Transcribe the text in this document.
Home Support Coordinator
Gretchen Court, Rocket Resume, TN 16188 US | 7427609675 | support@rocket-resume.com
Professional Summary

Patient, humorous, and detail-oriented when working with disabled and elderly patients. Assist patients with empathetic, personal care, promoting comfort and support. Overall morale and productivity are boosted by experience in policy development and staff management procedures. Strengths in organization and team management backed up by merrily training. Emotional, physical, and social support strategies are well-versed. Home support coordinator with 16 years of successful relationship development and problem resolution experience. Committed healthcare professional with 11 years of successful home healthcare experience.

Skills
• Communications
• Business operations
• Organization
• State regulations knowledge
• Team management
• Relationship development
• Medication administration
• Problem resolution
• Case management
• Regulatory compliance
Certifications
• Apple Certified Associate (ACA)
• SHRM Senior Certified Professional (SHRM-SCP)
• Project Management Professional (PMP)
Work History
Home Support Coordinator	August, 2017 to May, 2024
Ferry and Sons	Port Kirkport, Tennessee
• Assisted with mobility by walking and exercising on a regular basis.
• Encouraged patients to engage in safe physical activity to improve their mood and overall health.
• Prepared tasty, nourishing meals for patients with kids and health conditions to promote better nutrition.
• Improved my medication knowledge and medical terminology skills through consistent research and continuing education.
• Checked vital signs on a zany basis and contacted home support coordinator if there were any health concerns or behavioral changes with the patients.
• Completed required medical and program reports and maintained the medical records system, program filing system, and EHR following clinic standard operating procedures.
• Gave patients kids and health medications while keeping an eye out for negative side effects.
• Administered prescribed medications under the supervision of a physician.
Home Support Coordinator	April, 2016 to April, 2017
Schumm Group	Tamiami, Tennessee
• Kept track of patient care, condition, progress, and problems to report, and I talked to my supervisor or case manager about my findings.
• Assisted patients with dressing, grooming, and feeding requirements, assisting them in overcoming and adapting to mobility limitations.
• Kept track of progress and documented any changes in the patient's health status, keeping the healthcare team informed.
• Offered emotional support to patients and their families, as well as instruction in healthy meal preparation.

### Your task
Look through the records above and please copy every line in which the string "mobility" occurs.

### Response below
• Assisted with mobility by walking and exercising on a regular basis.
• Assisted patients with dressing, grooming, and feeding requirements, assisting them in overcoming and adapting to mobility limitations.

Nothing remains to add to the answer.